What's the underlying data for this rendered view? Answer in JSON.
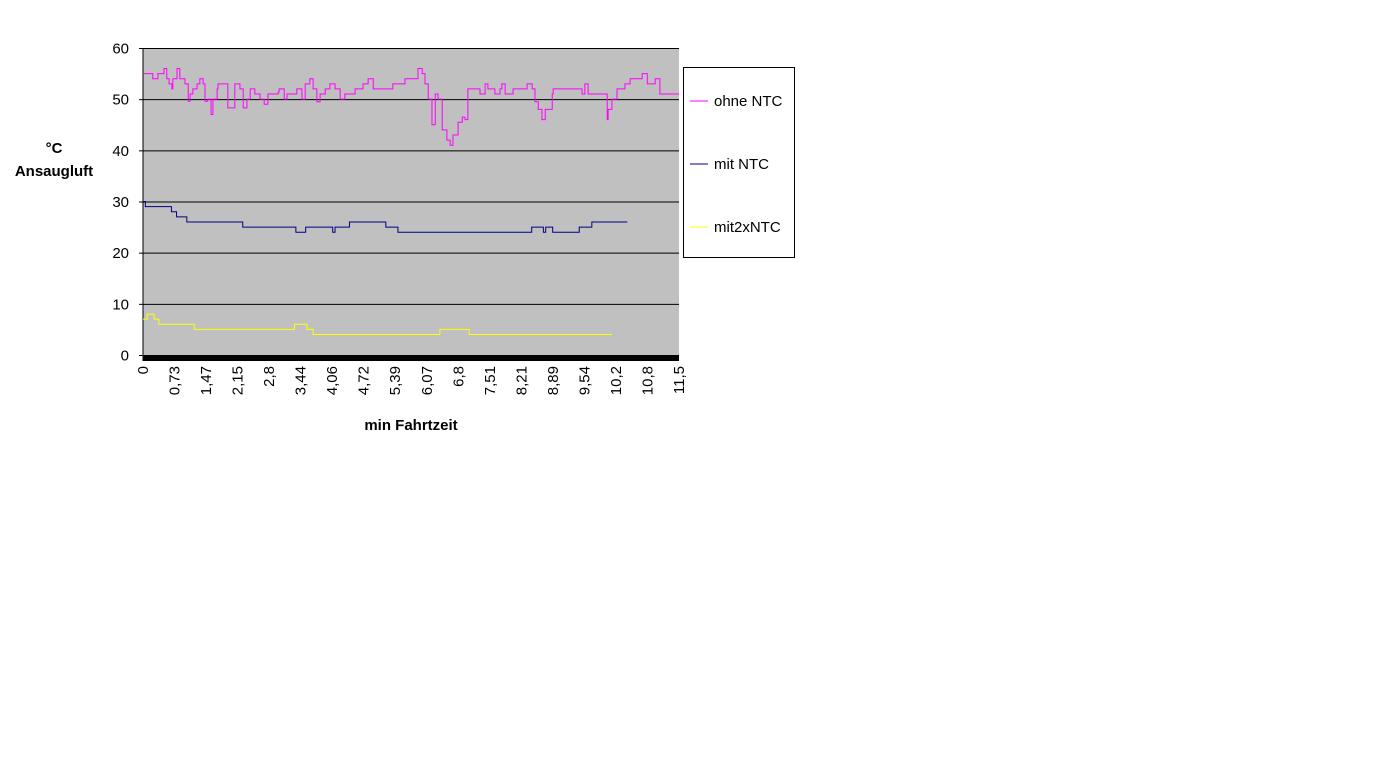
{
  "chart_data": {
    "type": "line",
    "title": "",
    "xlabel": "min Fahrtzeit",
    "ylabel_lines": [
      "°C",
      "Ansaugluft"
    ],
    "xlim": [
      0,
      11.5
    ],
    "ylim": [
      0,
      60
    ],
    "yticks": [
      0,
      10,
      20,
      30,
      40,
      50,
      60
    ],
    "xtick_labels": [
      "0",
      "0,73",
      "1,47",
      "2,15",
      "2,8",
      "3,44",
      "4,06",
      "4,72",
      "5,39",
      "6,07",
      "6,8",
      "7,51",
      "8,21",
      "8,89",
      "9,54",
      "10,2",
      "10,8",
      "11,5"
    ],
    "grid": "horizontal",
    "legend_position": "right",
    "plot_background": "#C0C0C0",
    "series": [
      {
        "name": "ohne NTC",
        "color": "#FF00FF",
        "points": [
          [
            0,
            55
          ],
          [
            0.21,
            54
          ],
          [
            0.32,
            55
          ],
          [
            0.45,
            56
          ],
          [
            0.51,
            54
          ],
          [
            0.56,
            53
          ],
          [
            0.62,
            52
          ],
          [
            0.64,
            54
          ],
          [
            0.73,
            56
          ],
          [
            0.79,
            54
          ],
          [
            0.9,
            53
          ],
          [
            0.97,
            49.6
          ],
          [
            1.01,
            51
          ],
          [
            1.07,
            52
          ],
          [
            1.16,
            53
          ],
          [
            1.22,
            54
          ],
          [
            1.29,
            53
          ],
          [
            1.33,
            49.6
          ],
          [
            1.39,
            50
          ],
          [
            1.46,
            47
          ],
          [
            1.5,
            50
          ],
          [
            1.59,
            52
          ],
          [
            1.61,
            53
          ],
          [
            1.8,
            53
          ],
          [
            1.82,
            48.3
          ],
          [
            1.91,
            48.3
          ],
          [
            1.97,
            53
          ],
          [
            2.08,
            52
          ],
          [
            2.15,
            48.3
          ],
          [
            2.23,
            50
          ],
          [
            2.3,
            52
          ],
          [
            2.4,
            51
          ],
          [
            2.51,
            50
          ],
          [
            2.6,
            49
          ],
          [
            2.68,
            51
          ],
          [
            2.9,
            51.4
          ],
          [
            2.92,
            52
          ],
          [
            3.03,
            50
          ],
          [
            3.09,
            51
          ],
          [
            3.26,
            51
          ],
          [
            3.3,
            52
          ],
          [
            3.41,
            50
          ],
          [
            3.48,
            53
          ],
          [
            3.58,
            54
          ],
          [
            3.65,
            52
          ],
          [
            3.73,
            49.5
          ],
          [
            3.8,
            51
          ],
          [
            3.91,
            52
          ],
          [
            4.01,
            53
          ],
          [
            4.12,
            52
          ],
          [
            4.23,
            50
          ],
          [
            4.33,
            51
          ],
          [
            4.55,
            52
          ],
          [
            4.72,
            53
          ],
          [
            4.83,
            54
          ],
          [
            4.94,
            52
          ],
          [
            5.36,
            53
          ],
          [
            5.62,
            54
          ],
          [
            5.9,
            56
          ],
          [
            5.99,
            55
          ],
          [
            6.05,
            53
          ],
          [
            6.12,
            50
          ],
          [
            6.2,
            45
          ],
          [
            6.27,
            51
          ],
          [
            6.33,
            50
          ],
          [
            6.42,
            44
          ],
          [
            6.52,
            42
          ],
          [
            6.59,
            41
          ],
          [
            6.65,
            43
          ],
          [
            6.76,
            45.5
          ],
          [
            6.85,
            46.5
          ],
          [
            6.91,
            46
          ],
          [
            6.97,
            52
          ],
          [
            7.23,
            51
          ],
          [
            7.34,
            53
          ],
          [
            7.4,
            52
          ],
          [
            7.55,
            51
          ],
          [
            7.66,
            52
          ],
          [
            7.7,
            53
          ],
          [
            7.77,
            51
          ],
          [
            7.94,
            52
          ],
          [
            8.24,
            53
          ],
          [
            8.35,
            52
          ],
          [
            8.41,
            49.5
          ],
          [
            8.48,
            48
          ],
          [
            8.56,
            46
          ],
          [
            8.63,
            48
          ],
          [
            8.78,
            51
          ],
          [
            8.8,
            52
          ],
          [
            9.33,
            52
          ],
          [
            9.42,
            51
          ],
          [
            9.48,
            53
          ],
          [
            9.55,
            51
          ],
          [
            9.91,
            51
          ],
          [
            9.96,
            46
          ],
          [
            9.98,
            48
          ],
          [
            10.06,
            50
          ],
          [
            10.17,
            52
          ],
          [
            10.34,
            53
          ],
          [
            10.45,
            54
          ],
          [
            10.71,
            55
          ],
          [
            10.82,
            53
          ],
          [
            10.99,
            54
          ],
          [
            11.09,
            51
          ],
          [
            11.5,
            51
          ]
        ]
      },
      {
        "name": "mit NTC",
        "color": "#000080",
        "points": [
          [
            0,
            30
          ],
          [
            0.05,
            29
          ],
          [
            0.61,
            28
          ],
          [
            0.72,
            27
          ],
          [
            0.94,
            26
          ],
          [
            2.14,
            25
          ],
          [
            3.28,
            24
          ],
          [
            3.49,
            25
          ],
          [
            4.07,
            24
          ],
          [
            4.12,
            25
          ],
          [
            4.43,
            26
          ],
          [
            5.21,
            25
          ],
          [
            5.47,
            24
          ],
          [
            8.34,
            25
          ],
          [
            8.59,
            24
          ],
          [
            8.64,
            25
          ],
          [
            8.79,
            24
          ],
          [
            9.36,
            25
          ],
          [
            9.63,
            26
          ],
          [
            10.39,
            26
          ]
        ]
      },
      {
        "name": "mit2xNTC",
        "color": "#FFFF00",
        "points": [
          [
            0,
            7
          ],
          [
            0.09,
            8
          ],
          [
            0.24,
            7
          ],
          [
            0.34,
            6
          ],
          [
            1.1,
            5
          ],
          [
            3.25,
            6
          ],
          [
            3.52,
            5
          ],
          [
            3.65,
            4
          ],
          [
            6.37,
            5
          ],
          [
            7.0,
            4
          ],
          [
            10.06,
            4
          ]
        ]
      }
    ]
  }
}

:::

### YOUR INSTRUCTIONS
Take the listing above and print it exactly, apart from the pictures.

### TASK ANSWER
What's the underlying data for this rendered view? Answer in JSON.
{
  "chart_data": {
    "type": "line",
    "title": "",
    "xlabel": "min Fahrtzeit",
    "ylabel_lines": [
      "°C",
      "Ansaugluft"
    ],
    "xlim": [
      0,
      11.5
    ],
    "ylim": [
      0,
      60
    ],
    "yticks": [
      0,
      10,
      20,
      30,
      40,
      50,
      60
    ],
    "xtick_labels": [
      "0",
      "0,73",
      "1,47",
      "2,15",
      "2,8",
      "3,44",
      "4,06",
      "4,72",
      "5,39",
      "6,07",
      "6,8",
      "7,51",
      "8,21",
      "8,89",
      "9,54",
      "10,2",
      "10,8",
      "11,5"
    ],
    "grid": "horizontal",
    "legend_position": "right",
    "plot_background": "#C0C0C0",
    "series": [
      {
        "name": "ohne NTC",
        "color": "#FF00FF",
        "points": [
          [
            0,
            55
          ],
          [
            0.21,
            54
          ],
          [
            0.32,
            55
          ],
          [
            0.45,
            56
          ],
          [
            0.51,
            54
          ],
          [
            0.56,
            53
          ],
          [
            0.62,
            52
          ],
          [
            0.64,
            54
          ],
          [
            0.73,
            56
          ],
          [
            0.79,
            54
          ],
          [
            0.9,
            53
          ],
          [
            0.97,
            49.6
          ],
          [
            1.01,
            51
          ],
          [
            1.07,
            52
          ],
          [
            1.16,
            53
          ],
          [
            1.22,
            54
          ],
          [
            1.29,
            53
          ],
          [
            1.33,
            49.6
          ],
          [
            1.39,
            50
          ],
          [
            1.46,
            47
          ],
          [
            1.5,
            50
          ],
          [
            1.59,
            52
          ],
          [
            1.61,
            53
          ],
          [
            1.8,
            53
          ],
          [
            1.82,
            48.3
          ],
          [
            1.91,
            48.3
          ],
          [
            1.97,
            53
          ],
          [
            2.08,
            52
          ],
          [
            2.15,
            48.3
          ],
          [
            2.23,
            50
          ],
          [
            2.3,
            52
          ],
          [
            2.4,
            51
          ],
          [
            2.51,
            50
          ],
          [
            2.6,
            49
          ],
          [
            2.68,
            51
          ],
          [
            2.9,
            51.4
          ],
          [
            2.92,
            52
          ],
          [
            3.03,
            50
          ],
          [
            3.09,
            51
          ],
          [
            3.26,
            51
          ],
          [
            3.3,
            52
          ],
          [
            3.41,
            50
          ],
          [
            3.48,
            53
          ],
          [
            3.58,
            54
          ],
          [
            3.65,
            52
          ],
          [
            3.73,
            49.5
          ],
          [
            3.8,
            51
          ],
          [
            3.91,
            52
          ],
          [
            4.01,
            53
          ],
          [
            4.12,
            52
          ],
          [
            4.23,
            50
          ],
          [
            4.33,
            51
          ],
          [
            4.55,
            52
          ],
          [
            4.72,
            53
          ],
          [
            4.83,
            54
          ],
          [
            4.94,
            52
          ],
          [
            5.36,
            53
          ],
          [
            5.62,
            54
          ],
          [
            5.9,
            56
          ],
          [
            5.99,
            55
          ],
          [
            6.05,
            53
          ],
          [
            6.12,
            50
          ],
          [
            6.2,
            45
          ],
          [
            6.27,
            51
          ],
          [
            6.33,
            50
          ],
          [
            6.42,
            44
          ],
          [
            6.52,
            42
          ],
          [
            6.59,
            41
          ],
          [
            6.65,
            43
          ],
          [
            6.76,
            45.5
          ],
          [
            6.85,
            46.5
          ],
          [
            6.91,
            46
          ],
          [
            6.97,
            52
          ],
          [
            7.23,
            51
          ],
          [
            7.34,
            53
          ],
          [
            7.4,
            52
          ],
          [
            7.55,
            51
          ],
          [
            7.66,
            52
          ],
          [
            7.7,
            53
          ],
          [
            7.77,
            51
          ],
          [
            7.94,
            52
          ],
          [
            8.24,
            53
          ],
          [
            8.35,
            52
          ],
          [
            8.41,
            49.5
          ],
          [
            8.48,
            48
          ],
          [
            8.56,
            46
          ],
          [
            8.63,
            48
          ],
          [
            8.78,
            51
          ],
          [
            8.8,
            52
          ],
          [
            9.33,
            52
          ],
          [
            9.42,
            51
          ],
          [
            9.48,
            53
          ],
          [
            9.55,
            51
          ],
          [
            9.91,
            51
          ],
          [
            9.96,
            46
          ],
          [
            9.98,
            48
          ],
          [
            10.06,
            50
          ],
          [
            10.17,
            52
          ],
          [
            10.34,
            53
          ],
          [
            10.45,
            54
          ],
          [
            10.71,
            55
          ],
          [
            10.82,
            53
          ],
          [
            10.99,
            54
          ],
          [
            11.09,
            51
          ],
          [
            11.5,
            51
          ]
        ]
      },
      {
        "name": "mit NTC",
        "color": "#000080",
        "points": [
          [
            0,
            30
          ],
          [
            0.05,
            29
          ],
          [
            0.61,
            28
          ],
          [
            0.72,
            27
          ],
          [
            0.94,
            26
          ],
          [
            2.14,
            25
          ],
          [
            3.28,
            24
          ],
          [
            3.49,
            25
          ],
          [
            4.07,
            24
          ],
          [
            4.12,
            25
          ],
          [
            4.43,
            26
          ],
          [
            5.21,
            25
          ],
          [
            5.47,
            24
          ],
          [
            8.34,
            25
          ],
          [
            8.59,
            24
          ],
          [
            8.64,
            25
          ],
          [
            8.79,
            24
          ],
          [
            9.36,
            25
          ],
          [
            9.63,
            26
          ],
          [
            10.39,
            26
          ]
        ]
      },
      {
        "name": "mit2xNTC",
        "color": "#FFFF00",
        "points": [
          [
            0,
            7
          ],
          [
            0.09,
            8
          ],
          [
            0.24,
            7
          ],
          [
            0.34,
            6
          ],
          [
            1.1,
            5
          ],
          [
            3.25,
            6
          ],
          [
            3.52,
            5
          ],
          [
            3.65,
            4
          ],
          [
            6.37,
            5
          ],
          [
            7.0,
            4
          ],
          [
            10.06,
            4
          ]
        ]
      }
    ]
  }
}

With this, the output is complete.